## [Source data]
###

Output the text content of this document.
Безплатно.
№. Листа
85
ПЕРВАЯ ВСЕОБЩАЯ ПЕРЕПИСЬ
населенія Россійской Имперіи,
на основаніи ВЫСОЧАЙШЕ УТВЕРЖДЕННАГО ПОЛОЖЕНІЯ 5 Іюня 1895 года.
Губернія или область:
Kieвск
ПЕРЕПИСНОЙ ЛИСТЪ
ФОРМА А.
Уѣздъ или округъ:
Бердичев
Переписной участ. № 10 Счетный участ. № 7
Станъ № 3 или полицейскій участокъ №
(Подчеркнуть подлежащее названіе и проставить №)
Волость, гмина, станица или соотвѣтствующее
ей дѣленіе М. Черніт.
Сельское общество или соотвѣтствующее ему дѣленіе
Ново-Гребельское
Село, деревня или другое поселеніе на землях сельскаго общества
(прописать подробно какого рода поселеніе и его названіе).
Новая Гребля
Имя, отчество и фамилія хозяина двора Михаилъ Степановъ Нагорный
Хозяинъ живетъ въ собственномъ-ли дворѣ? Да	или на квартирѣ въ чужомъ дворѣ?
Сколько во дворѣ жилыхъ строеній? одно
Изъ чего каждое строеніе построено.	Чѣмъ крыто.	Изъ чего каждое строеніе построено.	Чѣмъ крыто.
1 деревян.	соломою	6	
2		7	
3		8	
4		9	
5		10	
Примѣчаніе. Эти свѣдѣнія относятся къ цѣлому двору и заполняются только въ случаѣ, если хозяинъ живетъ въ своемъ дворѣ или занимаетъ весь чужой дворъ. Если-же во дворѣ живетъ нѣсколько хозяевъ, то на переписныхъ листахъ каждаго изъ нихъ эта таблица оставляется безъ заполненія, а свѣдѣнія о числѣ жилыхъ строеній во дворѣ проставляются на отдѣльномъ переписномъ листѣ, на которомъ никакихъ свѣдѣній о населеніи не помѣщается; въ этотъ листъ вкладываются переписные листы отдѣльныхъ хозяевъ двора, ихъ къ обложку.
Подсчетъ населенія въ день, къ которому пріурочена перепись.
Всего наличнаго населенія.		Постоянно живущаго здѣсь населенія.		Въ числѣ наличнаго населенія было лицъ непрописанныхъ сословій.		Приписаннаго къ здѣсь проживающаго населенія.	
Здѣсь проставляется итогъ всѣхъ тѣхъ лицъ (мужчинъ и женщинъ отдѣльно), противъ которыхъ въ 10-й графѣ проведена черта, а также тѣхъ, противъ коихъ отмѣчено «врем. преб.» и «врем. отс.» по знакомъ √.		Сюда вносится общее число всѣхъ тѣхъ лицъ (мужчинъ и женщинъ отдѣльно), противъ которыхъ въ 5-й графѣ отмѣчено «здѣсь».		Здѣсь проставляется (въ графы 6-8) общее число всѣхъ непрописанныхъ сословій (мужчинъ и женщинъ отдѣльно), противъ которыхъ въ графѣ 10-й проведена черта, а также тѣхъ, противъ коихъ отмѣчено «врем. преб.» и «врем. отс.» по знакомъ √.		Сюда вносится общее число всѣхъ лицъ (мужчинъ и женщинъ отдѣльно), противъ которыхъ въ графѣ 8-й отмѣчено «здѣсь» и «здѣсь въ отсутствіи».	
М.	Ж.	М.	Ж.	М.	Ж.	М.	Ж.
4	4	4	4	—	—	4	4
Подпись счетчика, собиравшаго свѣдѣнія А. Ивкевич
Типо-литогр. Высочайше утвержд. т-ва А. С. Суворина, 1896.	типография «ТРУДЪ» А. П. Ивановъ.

###

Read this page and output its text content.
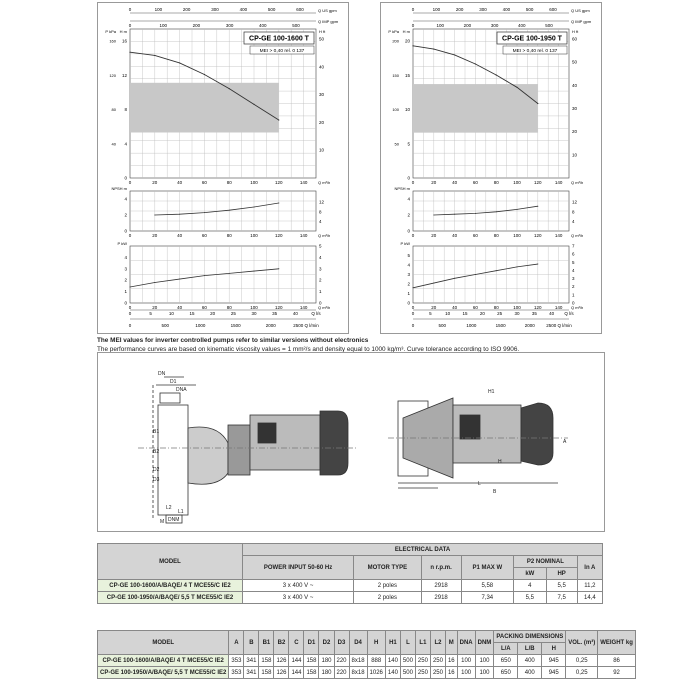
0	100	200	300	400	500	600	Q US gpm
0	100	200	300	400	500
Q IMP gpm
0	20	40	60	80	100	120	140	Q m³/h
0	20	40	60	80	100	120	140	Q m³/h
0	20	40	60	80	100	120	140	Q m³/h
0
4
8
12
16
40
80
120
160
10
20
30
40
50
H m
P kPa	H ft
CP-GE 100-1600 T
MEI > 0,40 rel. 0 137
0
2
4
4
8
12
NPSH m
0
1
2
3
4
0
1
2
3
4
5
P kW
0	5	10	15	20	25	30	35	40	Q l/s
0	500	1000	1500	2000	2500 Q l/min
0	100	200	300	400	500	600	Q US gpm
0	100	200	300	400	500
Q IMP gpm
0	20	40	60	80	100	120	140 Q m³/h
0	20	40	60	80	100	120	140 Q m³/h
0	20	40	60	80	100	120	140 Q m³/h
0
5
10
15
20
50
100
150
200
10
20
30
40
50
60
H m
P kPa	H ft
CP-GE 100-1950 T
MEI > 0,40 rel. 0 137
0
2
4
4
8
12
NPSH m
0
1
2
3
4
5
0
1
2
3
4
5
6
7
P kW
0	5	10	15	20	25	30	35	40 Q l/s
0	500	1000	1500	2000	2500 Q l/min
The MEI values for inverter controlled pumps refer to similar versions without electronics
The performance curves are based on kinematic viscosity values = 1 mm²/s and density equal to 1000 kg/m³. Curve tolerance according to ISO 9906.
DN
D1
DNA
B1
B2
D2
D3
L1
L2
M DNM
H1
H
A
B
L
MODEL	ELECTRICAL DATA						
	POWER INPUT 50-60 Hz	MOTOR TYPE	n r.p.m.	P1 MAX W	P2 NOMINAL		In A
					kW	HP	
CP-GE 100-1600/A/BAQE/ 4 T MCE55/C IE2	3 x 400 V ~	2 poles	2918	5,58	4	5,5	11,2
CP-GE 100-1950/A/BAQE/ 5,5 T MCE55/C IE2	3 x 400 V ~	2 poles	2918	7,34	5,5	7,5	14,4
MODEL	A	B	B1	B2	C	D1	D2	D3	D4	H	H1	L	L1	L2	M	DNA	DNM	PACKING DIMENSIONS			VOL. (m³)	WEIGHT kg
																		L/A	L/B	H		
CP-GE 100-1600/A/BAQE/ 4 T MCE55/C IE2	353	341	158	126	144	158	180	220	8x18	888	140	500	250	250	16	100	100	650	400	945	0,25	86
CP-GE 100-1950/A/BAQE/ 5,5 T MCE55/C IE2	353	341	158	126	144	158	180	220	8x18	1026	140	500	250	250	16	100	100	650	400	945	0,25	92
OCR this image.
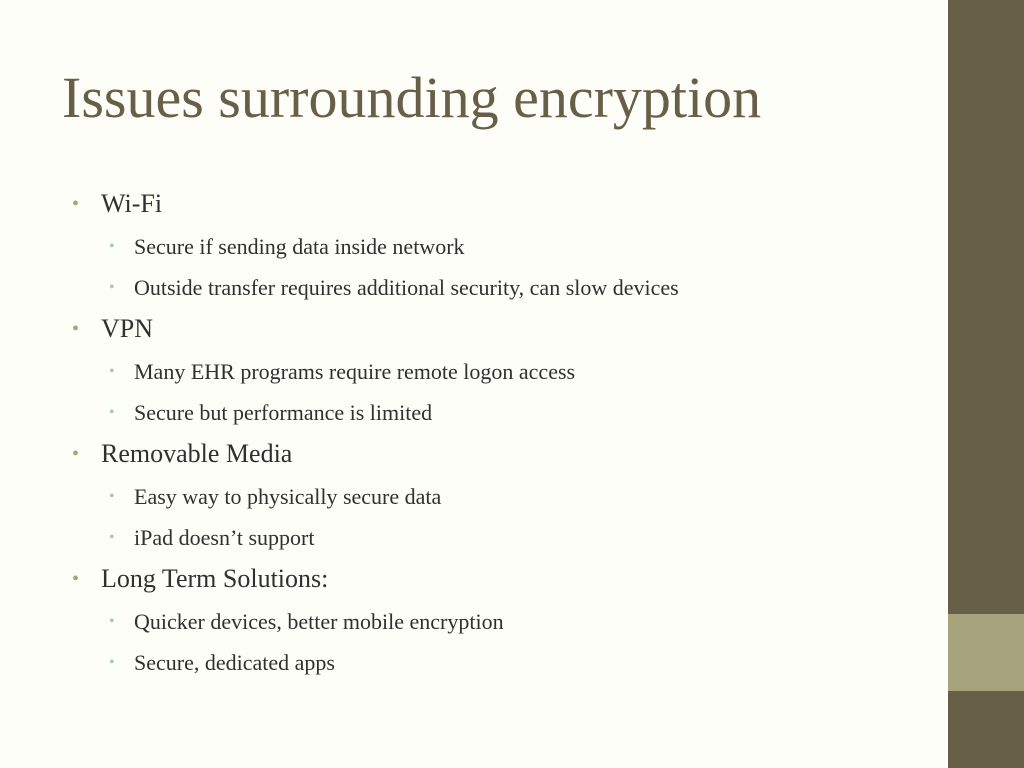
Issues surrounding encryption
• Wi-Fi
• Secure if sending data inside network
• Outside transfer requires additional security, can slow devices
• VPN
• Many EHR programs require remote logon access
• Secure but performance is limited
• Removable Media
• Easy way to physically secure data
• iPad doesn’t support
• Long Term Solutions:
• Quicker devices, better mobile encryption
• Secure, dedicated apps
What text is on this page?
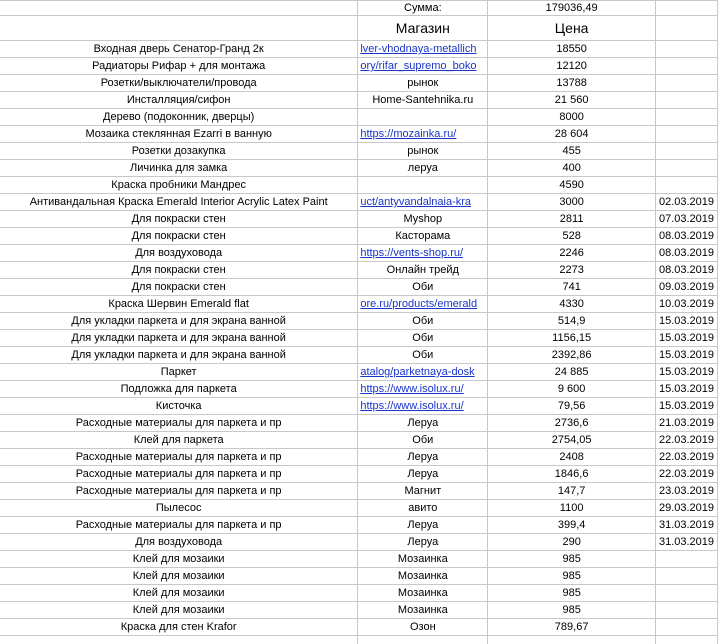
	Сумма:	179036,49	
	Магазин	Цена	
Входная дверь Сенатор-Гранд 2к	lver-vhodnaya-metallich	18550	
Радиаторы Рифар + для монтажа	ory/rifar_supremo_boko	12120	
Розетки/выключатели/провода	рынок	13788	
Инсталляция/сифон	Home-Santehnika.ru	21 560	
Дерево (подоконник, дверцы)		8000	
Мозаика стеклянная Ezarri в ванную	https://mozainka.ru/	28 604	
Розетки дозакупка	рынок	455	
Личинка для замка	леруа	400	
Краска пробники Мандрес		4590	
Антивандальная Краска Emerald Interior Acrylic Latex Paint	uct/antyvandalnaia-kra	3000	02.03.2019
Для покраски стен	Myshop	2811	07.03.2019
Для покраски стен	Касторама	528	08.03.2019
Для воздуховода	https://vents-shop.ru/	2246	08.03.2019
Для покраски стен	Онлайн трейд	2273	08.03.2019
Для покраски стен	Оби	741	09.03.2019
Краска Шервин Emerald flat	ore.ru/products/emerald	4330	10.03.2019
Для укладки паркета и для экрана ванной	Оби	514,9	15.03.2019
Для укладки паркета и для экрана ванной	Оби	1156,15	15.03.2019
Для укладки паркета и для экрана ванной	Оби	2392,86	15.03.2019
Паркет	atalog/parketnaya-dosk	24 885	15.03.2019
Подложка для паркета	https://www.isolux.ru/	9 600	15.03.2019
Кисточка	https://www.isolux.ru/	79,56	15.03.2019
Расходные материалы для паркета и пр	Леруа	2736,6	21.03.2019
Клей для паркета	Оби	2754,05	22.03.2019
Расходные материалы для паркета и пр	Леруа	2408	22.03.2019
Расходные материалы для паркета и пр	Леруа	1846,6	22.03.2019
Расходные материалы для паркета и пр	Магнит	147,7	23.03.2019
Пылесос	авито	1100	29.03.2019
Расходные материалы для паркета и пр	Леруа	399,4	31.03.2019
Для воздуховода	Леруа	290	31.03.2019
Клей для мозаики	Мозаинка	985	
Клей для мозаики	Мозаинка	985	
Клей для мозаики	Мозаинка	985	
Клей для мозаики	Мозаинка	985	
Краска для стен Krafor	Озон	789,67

###

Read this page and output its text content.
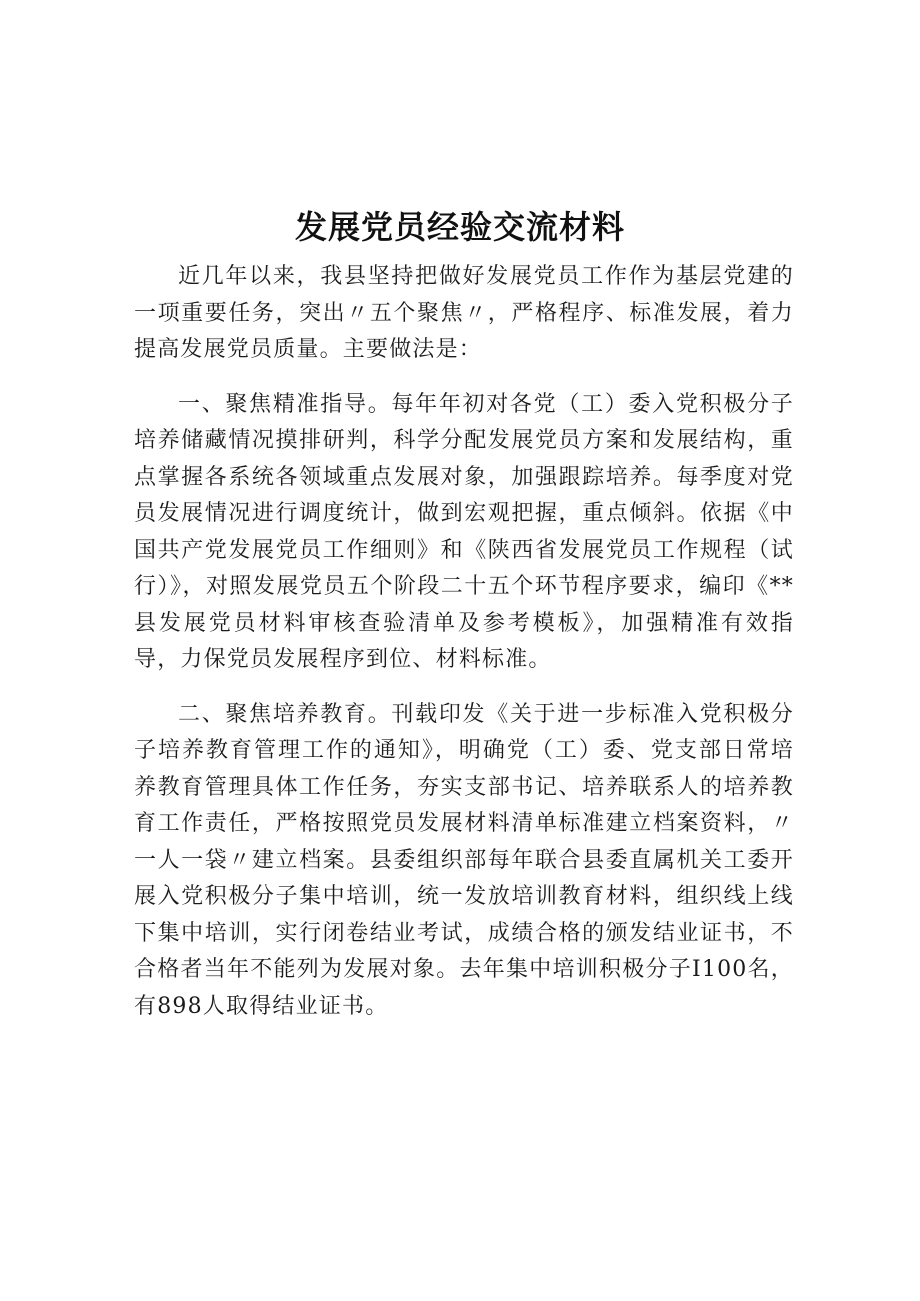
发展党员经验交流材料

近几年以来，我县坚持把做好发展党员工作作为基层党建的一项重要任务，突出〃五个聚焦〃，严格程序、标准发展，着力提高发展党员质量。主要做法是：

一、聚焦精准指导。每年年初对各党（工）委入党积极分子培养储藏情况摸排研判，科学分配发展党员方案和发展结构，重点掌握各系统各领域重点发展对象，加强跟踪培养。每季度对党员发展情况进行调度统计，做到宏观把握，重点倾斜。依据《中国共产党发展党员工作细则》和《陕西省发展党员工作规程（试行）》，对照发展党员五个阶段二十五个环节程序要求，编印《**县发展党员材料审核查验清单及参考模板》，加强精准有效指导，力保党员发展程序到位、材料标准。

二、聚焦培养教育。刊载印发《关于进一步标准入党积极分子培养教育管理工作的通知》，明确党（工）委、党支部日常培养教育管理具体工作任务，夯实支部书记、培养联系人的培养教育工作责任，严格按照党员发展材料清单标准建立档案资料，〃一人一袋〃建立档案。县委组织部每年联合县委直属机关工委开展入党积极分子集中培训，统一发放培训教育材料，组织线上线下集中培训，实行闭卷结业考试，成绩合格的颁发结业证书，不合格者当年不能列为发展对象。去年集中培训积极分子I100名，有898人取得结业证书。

###

## [WHAT IS ASKED]
Determine the number of lines in the data that contain "this" as a word or string, and state only that number.

## [THE REPLY]
5